Chart and figure data -

########################################

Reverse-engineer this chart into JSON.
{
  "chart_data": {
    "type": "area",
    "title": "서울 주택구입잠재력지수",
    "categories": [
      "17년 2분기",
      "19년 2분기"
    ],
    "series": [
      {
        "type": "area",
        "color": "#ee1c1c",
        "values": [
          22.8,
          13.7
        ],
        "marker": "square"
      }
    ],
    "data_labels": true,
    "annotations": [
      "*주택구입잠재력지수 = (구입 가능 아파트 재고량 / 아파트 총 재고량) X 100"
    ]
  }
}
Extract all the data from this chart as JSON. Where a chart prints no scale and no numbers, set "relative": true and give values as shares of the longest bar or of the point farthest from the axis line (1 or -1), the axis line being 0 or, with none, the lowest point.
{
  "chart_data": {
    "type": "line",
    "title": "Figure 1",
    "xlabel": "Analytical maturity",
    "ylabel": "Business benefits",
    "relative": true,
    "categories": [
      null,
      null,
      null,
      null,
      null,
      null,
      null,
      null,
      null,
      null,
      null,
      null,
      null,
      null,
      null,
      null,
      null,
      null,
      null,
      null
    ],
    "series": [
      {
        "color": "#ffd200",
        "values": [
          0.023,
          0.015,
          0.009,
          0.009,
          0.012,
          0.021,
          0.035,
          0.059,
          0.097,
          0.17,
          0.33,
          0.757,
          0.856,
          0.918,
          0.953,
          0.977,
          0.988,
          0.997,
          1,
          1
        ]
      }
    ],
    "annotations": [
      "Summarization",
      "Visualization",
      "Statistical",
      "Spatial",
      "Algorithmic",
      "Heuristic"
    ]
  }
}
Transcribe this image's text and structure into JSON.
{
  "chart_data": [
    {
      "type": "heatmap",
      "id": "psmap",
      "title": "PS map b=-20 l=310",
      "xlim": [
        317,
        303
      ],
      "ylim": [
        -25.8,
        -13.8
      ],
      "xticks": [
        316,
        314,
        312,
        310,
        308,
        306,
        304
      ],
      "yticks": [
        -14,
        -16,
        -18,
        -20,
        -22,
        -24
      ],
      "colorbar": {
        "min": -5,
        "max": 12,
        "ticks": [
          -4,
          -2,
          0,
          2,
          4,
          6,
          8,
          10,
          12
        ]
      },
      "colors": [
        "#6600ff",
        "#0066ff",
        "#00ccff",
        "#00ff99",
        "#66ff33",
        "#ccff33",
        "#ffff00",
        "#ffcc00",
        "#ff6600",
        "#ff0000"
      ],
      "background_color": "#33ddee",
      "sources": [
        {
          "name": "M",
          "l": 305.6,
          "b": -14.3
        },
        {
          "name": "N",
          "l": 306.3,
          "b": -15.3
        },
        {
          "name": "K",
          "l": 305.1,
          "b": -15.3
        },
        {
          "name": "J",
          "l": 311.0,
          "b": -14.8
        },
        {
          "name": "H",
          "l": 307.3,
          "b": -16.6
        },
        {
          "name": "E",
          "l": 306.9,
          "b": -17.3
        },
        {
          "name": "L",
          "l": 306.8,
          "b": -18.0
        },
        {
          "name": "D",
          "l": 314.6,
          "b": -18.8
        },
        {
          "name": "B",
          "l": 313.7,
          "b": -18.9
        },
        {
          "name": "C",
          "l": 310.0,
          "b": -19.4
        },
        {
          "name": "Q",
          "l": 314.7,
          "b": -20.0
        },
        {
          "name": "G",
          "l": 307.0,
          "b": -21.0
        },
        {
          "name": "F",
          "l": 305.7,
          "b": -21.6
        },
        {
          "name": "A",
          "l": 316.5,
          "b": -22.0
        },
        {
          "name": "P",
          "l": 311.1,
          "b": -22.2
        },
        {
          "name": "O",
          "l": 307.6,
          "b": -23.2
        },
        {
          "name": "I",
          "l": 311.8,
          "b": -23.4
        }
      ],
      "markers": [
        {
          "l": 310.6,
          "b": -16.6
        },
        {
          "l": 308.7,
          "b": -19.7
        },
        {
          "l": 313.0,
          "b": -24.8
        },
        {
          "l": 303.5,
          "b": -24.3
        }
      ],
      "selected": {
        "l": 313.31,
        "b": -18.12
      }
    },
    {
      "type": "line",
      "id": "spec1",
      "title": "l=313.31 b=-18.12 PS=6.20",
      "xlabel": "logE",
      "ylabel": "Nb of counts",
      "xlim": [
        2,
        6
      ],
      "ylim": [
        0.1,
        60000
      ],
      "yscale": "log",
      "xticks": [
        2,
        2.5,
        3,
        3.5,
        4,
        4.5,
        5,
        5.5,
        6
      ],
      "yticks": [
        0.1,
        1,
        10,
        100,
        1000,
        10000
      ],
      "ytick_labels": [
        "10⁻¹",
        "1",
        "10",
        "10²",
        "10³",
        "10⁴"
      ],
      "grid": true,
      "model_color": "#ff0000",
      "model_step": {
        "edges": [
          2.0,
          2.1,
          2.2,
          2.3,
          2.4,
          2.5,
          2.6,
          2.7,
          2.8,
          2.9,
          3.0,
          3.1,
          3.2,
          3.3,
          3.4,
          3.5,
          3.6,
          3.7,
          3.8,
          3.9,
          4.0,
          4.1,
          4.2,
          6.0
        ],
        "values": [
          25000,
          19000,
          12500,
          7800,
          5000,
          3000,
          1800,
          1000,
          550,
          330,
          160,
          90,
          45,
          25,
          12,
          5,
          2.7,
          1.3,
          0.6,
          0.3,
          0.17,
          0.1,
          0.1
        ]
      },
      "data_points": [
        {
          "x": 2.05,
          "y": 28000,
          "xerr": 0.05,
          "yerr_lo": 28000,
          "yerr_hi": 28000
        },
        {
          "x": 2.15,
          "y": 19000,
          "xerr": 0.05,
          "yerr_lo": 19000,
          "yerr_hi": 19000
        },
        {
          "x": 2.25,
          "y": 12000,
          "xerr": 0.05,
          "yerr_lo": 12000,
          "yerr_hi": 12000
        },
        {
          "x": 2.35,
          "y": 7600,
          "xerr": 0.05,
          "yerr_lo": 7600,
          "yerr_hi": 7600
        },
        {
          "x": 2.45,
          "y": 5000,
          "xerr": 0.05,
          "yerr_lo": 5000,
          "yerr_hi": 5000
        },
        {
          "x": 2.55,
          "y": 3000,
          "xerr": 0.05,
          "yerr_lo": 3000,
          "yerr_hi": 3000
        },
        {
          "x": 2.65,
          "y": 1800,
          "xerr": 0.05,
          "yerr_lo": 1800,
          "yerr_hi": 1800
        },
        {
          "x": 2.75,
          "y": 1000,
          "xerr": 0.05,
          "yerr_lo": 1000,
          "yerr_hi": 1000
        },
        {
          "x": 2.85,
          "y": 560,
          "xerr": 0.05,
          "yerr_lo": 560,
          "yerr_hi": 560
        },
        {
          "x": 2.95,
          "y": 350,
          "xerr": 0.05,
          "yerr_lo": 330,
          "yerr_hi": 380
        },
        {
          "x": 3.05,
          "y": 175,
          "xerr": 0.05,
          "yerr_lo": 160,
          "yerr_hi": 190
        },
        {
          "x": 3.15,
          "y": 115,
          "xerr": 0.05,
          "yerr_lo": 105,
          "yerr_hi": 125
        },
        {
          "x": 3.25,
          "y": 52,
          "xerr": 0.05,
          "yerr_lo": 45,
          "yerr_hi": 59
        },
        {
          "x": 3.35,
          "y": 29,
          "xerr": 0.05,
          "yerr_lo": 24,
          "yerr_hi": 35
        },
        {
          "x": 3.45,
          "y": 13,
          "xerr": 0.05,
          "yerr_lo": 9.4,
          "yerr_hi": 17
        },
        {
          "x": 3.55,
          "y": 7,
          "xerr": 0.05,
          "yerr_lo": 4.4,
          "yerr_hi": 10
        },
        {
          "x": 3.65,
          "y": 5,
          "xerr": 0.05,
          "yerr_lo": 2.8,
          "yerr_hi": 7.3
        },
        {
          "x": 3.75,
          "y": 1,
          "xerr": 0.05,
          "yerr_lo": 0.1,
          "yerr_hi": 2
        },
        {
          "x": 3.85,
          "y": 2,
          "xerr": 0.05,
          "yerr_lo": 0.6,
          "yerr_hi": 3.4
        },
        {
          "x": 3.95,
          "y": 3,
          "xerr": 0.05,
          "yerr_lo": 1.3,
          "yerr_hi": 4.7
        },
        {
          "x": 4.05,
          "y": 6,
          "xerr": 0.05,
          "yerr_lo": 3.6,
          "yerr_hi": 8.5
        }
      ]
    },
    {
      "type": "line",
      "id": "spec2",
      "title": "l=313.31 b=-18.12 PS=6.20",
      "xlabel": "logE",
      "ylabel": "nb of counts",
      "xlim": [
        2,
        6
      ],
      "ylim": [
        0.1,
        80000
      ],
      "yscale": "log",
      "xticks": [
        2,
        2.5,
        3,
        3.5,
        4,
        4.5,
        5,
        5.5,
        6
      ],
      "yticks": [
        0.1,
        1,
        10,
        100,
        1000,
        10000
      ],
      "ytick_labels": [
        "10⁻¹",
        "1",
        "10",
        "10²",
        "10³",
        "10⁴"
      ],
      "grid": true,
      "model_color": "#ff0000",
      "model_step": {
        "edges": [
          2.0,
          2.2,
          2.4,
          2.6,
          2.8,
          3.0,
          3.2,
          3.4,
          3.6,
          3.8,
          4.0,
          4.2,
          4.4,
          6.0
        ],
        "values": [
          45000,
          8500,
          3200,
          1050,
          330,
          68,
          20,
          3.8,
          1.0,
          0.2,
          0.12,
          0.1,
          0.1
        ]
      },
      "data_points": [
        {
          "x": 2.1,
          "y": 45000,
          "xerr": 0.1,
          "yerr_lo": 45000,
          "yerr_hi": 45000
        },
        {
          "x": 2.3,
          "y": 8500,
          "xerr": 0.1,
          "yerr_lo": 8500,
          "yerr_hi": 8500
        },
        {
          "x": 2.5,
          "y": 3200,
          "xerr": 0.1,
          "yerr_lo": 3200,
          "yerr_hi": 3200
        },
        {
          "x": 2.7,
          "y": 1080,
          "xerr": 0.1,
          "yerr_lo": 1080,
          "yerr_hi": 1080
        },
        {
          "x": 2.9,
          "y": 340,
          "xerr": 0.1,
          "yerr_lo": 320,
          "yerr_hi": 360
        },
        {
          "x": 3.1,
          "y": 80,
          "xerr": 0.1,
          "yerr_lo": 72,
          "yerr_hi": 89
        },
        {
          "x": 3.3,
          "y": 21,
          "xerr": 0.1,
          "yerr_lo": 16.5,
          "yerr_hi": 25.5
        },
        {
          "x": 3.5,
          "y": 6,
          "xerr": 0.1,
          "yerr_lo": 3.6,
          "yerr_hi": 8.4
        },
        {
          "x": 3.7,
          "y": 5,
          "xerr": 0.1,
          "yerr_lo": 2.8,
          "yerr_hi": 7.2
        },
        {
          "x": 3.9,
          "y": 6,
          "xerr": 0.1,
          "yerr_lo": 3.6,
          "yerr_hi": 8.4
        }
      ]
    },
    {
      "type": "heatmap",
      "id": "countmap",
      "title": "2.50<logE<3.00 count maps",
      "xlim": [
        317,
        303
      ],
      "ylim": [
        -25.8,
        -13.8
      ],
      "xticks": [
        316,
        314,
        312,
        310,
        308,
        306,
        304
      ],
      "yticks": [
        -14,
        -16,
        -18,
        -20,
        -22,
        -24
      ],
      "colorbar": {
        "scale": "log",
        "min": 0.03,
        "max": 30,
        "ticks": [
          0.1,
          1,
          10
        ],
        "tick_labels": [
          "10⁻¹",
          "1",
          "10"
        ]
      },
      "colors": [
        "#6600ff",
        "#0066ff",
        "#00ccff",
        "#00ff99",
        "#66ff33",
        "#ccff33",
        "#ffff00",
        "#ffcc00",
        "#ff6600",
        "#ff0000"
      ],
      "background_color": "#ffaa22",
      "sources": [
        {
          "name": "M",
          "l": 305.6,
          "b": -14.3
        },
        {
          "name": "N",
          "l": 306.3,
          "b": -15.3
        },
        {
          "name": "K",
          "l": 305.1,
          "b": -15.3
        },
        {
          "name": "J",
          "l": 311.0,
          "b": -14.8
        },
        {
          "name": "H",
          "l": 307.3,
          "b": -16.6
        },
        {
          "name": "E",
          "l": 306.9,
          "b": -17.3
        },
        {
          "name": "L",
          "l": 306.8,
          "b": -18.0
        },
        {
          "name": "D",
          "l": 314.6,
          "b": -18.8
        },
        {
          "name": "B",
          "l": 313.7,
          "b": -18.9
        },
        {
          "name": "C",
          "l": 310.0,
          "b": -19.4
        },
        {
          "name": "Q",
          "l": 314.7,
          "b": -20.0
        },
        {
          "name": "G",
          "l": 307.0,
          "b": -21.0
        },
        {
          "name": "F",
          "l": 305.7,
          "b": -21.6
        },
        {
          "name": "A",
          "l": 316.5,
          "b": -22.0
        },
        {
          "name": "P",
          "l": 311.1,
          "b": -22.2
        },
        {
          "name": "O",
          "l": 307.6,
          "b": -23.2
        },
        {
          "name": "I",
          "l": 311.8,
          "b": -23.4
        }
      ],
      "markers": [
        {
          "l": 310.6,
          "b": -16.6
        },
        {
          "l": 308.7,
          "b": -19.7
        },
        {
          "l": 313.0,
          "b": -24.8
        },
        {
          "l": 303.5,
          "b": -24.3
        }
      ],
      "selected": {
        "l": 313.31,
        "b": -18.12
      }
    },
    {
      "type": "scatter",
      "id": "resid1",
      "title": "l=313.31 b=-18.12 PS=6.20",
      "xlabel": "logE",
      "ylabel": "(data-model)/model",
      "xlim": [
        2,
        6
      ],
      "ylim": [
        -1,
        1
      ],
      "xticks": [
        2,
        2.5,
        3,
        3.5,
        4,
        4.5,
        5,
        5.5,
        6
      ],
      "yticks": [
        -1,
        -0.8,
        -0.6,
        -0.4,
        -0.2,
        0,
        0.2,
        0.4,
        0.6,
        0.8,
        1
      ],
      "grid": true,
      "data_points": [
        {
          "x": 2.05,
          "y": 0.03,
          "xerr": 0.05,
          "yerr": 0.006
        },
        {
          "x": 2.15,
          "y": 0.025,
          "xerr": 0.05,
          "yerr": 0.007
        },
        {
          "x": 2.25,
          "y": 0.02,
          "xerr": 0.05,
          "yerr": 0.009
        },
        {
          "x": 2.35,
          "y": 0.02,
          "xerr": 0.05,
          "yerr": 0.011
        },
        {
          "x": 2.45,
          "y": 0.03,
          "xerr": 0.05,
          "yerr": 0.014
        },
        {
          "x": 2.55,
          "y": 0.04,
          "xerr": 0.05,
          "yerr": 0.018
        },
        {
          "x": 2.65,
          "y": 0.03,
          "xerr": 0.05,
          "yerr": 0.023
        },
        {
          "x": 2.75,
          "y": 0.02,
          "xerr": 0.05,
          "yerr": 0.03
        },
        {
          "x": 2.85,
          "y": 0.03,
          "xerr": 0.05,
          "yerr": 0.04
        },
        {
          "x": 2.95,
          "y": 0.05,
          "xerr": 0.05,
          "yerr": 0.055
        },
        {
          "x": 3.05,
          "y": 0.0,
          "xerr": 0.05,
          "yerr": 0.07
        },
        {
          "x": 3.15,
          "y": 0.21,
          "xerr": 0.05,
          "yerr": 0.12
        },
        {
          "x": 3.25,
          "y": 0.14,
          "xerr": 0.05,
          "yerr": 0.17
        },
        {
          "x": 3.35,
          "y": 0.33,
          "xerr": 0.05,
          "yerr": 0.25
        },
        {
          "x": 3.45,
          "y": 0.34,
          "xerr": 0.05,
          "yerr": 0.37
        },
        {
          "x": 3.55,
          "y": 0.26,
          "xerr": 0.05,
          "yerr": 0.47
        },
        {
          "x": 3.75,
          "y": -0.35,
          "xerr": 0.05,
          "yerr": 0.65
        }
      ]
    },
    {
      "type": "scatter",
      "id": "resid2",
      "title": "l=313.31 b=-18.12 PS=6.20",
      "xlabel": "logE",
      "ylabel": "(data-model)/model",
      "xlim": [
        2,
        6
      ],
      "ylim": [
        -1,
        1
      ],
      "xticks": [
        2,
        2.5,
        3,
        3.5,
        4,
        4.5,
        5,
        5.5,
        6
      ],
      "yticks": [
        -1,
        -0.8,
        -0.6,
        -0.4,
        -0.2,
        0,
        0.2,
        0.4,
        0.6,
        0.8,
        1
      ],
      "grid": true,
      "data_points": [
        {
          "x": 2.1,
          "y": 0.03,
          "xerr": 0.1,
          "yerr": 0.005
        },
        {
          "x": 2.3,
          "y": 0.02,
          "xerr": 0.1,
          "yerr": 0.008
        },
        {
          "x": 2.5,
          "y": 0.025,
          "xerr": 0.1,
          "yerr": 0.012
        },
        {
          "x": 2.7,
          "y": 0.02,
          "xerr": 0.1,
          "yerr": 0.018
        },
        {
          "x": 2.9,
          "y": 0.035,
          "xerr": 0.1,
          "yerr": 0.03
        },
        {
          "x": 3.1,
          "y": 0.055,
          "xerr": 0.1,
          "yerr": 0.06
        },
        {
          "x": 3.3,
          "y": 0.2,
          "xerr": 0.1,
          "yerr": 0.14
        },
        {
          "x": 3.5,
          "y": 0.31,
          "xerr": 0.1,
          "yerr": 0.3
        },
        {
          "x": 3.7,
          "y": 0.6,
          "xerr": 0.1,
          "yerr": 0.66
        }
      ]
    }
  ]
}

########################################

GOAL OF THE EXERCISE - Find all the lines containing "ylabel" in the material, then copy them.

RESULT OF THE EXERCISE -
    "ylabel": "Business benefits",
      "ylabel": "Nb of counts",
      "ylabel": "nb of counts",
      "ylabel": "(data-model)/model",
      "ylabel": "(data-model)/model",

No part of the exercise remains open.